◆ **WHAT IS NEEDED**:
Find each line with the string "badge" and report it.

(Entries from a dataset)
--
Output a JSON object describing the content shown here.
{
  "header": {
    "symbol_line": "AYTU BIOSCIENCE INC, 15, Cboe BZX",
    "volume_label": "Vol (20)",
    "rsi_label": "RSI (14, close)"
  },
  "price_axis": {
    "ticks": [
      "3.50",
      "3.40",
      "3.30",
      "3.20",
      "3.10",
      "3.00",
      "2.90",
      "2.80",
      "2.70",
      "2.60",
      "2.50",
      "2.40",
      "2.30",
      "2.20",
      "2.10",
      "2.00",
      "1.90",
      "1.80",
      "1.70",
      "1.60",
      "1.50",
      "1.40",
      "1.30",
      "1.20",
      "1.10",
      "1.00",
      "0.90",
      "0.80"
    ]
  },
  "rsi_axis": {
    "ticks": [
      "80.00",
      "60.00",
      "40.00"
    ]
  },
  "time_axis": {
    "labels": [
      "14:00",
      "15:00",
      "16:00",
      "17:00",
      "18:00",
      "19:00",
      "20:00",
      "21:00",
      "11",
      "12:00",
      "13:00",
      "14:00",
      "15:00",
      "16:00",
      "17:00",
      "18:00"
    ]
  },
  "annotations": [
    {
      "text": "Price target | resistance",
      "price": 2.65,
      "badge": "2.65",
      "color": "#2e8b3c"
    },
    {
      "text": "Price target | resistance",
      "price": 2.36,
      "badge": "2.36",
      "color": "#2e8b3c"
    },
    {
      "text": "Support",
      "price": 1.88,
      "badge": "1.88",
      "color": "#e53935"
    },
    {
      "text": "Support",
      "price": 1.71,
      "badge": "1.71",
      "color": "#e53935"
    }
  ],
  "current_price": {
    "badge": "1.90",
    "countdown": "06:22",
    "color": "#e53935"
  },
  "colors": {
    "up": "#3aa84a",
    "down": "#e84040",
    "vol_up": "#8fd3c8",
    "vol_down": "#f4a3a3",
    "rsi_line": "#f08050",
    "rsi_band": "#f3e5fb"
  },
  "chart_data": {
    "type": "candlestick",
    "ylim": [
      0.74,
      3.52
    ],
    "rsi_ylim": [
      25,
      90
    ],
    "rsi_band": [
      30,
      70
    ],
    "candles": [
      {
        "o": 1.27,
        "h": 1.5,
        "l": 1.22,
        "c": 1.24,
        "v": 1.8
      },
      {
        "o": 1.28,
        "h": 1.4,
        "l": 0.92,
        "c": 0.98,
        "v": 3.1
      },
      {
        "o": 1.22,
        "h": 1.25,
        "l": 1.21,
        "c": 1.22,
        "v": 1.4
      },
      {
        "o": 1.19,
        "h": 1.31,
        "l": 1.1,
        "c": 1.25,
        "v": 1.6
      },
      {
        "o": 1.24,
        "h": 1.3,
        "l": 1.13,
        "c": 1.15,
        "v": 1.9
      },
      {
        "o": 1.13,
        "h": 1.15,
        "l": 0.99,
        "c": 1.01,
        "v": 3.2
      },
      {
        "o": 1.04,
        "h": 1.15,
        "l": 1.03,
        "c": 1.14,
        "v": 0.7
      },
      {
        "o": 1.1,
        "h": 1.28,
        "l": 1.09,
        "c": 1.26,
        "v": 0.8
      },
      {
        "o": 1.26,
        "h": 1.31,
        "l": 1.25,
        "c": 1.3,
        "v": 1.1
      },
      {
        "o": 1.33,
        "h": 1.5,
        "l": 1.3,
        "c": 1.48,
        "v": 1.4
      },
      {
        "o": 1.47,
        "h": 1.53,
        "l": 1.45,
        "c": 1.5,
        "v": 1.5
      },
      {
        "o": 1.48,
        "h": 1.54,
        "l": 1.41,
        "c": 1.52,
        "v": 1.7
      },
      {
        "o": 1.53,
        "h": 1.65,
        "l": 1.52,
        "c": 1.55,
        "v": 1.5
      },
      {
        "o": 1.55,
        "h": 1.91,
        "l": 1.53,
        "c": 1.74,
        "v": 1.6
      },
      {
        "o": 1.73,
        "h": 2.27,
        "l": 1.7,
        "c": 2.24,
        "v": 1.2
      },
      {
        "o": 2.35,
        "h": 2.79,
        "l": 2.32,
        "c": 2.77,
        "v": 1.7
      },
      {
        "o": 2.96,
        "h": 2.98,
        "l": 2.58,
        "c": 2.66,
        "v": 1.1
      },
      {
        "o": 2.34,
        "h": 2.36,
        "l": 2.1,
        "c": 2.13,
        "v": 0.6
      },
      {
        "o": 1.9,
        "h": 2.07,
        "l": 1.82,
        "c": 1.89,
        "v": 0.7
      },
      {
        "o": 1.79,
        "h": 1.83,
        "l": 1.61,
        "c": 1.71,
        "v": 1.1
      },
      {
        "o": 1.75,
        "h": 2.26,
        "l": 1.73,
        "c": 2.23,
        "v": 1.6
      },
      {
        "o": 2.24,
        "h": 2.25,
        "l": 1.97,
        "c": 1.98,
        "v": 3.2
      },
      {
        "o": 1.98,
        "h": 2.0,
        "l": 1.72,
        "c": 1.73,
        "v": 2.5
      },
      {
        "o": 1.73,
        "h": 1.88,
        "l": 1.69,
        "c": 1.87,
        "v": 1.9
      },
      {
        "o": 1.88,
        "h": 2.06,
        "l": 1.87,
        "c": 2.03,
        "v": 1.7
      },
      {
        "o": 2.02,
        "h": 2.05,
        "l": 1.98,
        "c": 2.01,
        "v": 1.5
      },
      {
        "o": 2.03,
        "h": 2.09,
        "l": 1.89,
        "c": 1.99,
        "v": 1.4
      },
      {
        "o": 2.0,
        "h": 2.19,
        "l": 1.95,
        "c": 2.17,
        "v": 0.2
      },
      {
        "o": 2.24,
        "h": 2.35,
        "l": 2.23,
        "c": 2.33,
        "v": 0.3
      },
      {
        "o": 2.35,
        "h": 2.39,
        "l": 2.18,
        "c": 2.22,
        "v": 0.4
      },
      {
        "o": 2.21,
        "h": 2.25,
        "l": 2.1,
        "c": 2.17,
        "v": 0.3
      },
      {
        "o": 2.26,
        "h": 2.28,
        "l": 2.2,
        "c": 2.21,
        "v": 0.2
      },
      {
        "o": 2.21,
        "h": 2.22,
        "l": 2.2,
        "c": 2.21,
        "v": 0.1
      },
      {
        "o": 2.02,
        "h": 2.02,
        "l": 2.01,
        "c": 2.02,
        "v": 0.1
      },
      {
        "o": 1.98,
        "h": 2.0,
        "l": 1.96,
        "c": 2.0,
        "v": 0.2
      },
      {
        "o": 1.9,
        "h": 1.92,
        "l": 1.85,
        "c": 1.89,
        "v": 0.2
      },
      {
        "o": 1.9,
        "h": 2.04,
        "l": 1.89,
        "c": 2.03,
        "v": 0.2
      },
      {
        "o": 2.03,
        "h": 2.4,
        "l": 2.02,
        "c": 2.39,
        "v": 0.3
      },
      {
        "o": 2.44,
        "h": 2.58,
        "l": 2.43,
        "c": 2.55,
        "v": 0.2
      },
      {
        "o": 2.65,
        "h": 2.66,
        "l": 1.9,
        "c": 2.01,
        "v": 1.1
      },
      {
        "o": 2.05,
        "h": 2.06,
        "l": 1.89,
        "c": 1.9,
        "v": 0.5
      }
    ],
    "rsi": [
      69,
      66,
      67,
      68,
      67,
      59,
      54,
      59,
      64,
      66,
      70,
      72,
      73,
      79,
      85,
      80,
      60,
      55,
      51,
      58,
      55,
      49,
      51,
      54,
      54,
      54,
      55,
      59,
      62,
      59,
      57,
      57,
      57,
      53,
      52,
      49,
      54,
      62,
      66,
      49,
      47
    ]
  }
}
--
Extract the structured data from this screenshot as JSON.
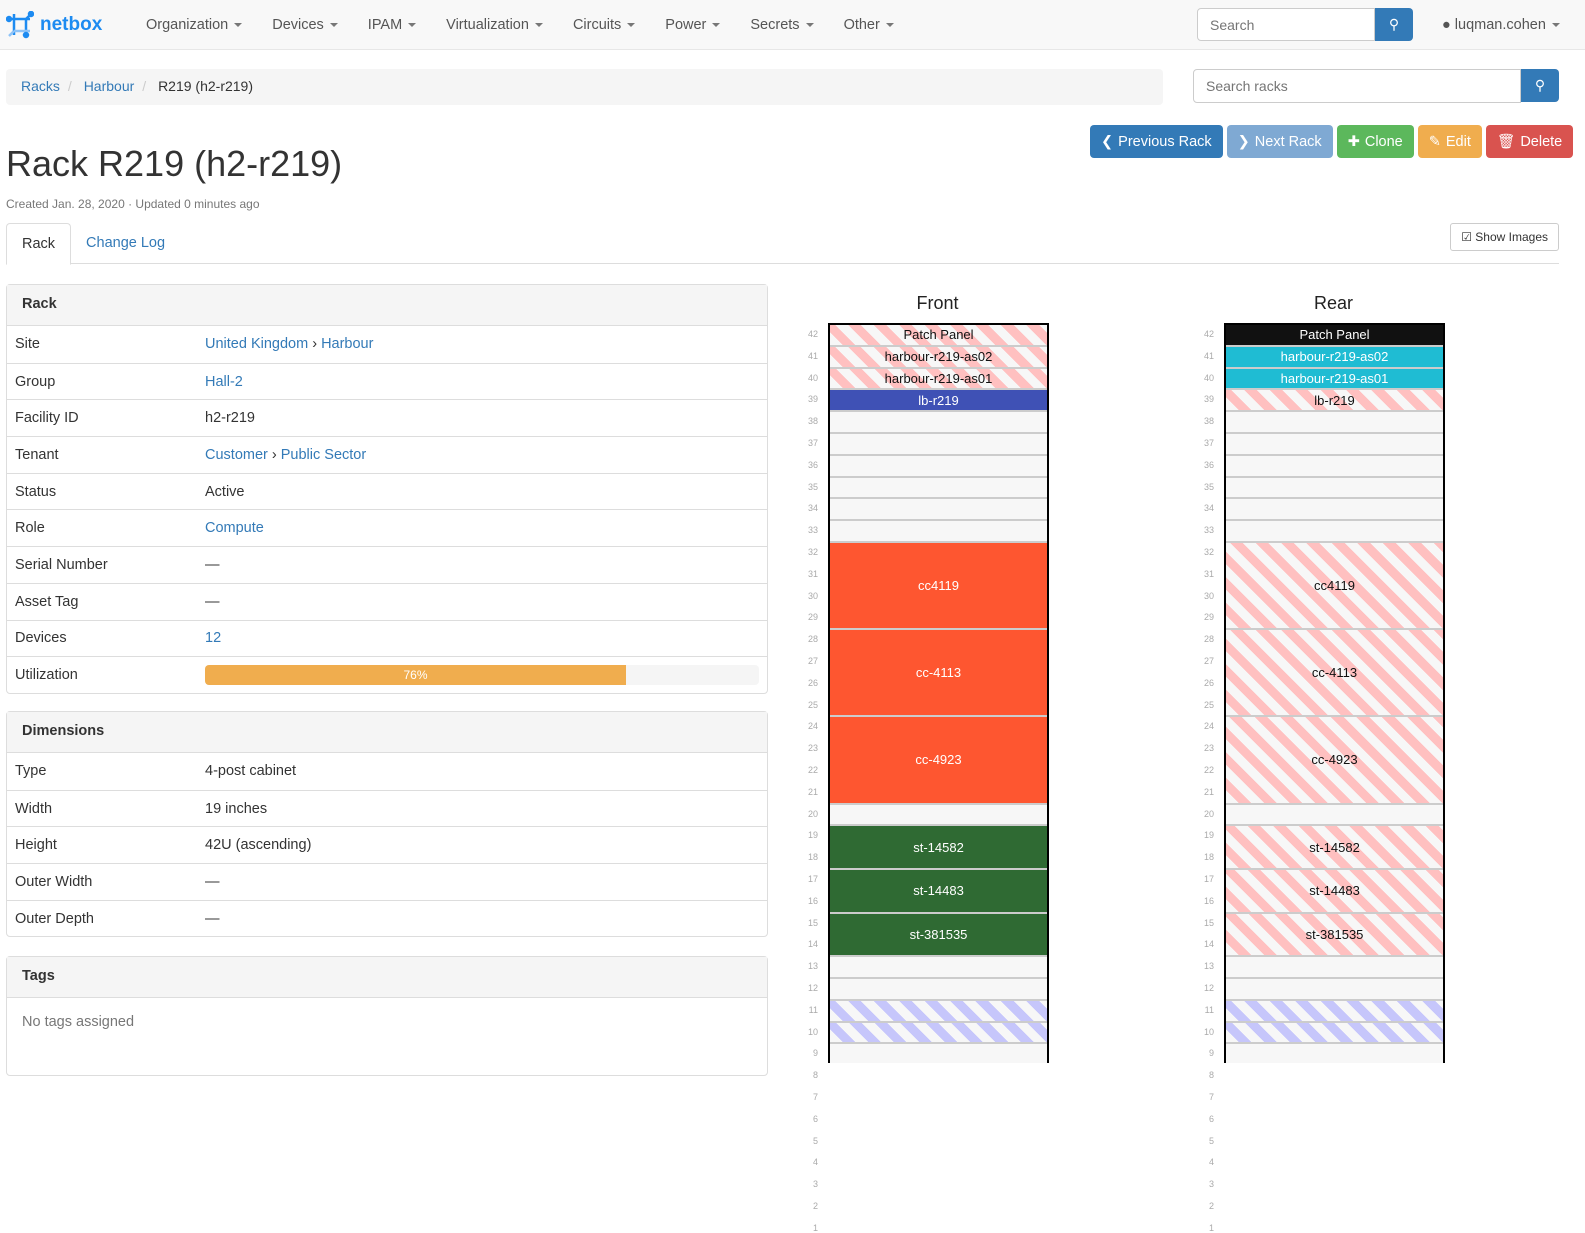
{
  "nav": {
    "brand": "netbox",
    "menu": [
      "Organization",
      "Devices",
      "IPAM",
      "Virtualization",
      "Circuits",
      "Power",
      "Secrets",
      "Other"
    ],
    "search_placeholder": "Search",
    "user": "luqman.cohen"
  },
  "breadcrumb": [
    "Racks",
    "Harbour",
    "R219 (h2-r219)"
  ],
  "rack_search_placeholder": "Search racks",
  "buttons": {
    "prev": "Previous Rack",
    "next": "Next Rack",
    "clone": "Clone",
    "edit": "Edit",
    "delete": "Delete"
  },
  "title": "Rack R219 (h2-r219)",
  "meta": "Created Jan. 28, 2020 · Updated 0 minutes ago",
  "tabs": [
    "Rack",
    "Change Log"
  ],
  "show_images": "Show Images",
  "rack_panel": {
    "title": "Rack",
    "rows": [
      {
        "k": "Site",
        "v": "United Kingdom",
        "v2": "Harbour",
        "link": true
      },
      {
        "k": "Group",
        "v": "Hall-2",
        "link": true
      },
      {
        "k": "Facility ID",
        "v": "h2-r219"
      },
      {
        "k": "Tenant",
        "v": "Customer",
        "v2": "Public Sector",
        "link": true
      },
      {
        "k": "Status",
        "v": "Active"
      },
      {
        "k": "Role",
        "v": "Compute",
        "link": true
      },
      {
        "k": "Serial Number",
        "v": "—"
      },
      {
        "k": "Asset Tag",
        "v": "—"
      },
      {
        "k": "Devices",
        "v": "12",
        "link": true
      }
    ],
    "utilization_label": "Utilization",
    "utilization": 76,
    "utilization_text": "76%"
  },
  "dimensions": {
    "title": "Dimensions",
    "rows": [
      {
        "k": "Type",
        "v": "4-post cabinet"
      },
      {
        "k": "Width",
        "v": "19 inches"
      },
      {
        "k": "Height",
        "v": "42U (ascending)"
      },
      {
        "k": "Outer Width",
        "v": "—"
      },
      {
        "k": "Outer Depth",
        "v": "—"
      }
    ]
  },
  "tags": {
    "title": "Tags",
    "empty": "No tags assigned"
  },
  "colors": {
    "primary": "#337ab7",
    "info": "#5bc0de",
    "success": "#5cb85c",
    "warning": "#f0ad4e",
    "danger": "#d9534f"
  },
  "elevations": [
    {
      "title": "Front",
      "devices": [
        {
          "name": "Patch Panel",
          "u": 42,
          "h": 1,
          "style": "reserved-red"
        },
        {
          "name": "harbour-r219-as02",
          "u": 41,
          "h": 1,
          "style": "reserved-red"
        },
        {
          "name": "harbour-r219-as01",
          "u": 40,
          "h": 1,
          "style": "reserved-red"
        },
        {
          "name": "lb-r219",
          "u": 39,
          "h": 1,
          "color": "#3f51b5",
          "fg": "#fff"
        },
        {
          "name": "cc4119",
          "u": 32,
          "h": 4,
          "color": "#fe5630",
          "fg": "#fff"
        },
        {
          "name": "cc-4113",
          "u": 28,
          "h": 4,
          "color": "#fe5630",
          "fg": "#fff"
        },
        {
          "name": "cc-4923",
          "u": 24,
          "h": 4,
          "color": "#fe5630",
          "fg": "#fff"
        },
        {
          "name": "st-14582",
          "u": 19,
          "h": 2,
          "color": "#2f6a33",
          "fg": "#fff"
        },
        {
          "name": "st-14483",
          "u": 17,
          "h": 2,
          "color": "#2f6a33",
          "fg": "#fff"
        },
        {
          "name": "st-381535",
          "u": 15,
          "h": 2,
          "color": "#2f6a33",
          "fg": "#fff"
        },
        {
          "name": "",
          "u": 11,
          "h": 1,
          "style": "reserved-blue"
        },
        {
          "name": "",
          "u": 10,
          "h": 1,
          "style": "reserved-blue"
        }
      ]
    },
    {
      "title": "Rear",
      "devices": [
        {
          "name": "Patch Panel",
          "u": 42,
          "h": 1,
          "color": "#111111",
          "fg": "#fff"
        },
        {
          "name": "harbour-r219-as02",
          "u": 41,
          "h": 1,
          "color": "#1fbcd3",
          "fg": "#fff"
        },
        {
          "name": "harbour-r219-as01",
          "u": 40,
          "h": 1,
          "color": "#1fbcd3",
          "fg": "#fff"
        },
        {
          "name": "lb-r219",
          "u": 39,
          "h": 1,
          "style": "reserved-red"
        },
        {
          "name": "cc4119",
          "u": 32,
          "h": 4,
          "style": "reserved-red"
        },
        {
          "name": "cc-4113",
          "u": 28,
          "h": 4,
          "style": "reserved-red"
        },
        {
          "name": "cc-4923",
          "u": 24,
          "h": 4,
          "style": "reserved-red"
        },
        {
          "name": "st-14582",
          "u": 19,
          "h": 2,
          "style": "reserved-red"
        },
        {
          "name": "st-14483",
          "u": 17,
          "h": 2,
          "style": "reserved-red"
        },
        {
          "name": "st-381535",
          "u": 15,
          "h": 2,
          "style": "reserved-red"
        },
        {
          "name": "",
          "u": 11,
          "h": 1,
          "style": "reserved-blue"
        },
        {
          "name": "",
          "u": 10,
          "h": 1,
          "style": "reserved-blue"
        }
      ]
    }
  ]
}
--
◆ **FINAL RESULT**:
      "badge": "2.65",
      "badge": "2.36",
      "badge": "1.88",
      "badge": "1.71",
    "badge": "1.90",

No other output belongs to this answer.